**Requirement**
Transcribe the whole listing below without changing a word, but leave out every image.

Stored data
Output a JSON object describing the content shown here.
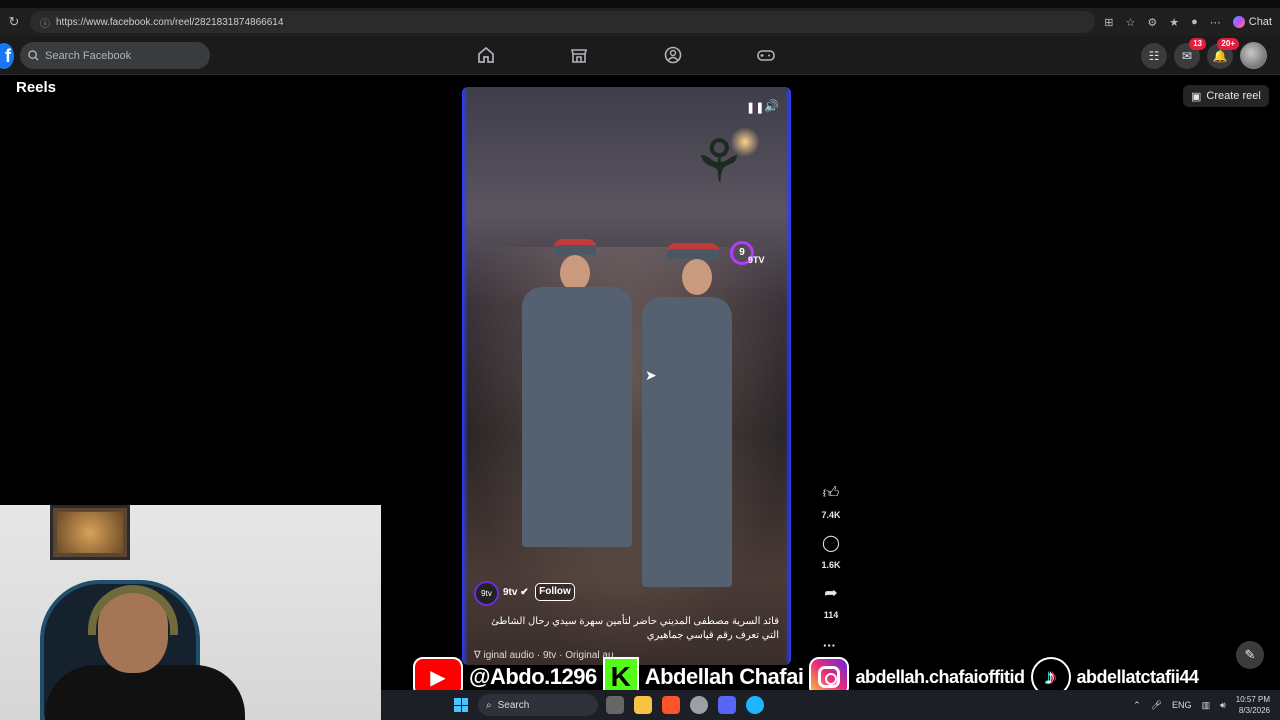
{
  "browser": {
    "url": "https://www.facebook.com/reel/2821831874866614",
    "chat_label": "Chat"
  },
  "facebook": {
    "logo": "f",
    "search_placeholder": "Search Facebook",
    "messenger_badge": "13",
    "notifications_badge": "20+",
    "page_title": "Reels",
    "create_reel_label": "Create reel"
  },
  "reel": {
    "channel_name": "9tv",
    "channel_avatar_text": "9tv",
    "watermark": "9TV",
    "follow_label": "Follow",
    "caption": "قائد السرية مصطفى المديني حاضر لتأمين سهرة سيدي رحال الشاطئ التي تعرف رقم قياسي جماهيري",
    "audio": "iginal audio · 9tv · Original au",
    "likes": "7.4K",
    "comments": "1.6K",
    "shares": "114",
    "more": "···"
  },
  "overlay": {
    "youtube_handle": "@Abdo.1296",
    "kick_name": "Abdellah Chafai",
    "instagram_handle": "abdellah.chafaioffitid",
    "tiktok_handle": "abdellatctafii44"
  },
  "taskbar": {
    "search_label": "Search",
    "language": "ENG",
    "time": "10:57 PM",
    "date": "8/3/2026"
  },
  "colors": {
    "facebook_blue": "#1877f2",
    "badge_red": "#e41e3f",
    "youtube_red": "#ff0000",
    "kick_green": "#53fc18"
  }
}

**Result of this task**
Output a JSON object describing the content shown here.
{
  "browser": {
    "url": "https://www.facebook.com/reel/2821831874866614",
    "chat_label": "Chat"
  },
  "facebook": {
    "logo": "f",
    "search_placeholder": "Search Facebook",
    "messenger_badge": "13",
    "notifications_badge": "20+",
    "page_title": "Reels",
    "create_reel_label": "Create reel"
  },
  "reel": {
    "channel_name": "9tv",
    "channel_avatar_text": "9tv",
    "watermark": "9TV",
    "follow_label": "Follow",
    "caption": "قائد السرية مصطفى المديني حاضر لتأمين سهرة سيدي رحال الشاطئ التي تعرف رقم قياسي جماهيري",
    "audio": "iginal audio · 9tv · Original au",
    "likes": "7.4K",
    "comments": "1.6K",
    "shares": "114",
    "more": "···"
  },
  "overlay": {
    "youtube_handle": "@Abdo.1296",
    "kick_name": "Abdellah Chafai",
    "instagram_handle": "abdellah.chafaioffitid",
    "tiktok_handle": "abdellatctafii44"
  },
  "taskbar": {
    "search_label": "Search",
    "language": "ENG",
    "time": "10:57 PM",
    "date": "8/3/2026"
  },
  "colors": {
    "facebook_blue": "#1877f2",
    "badge_red": "#e41e3f",
    "youtube_red": "#ff0000",
    "kick_green": "#53fc18"
  }
}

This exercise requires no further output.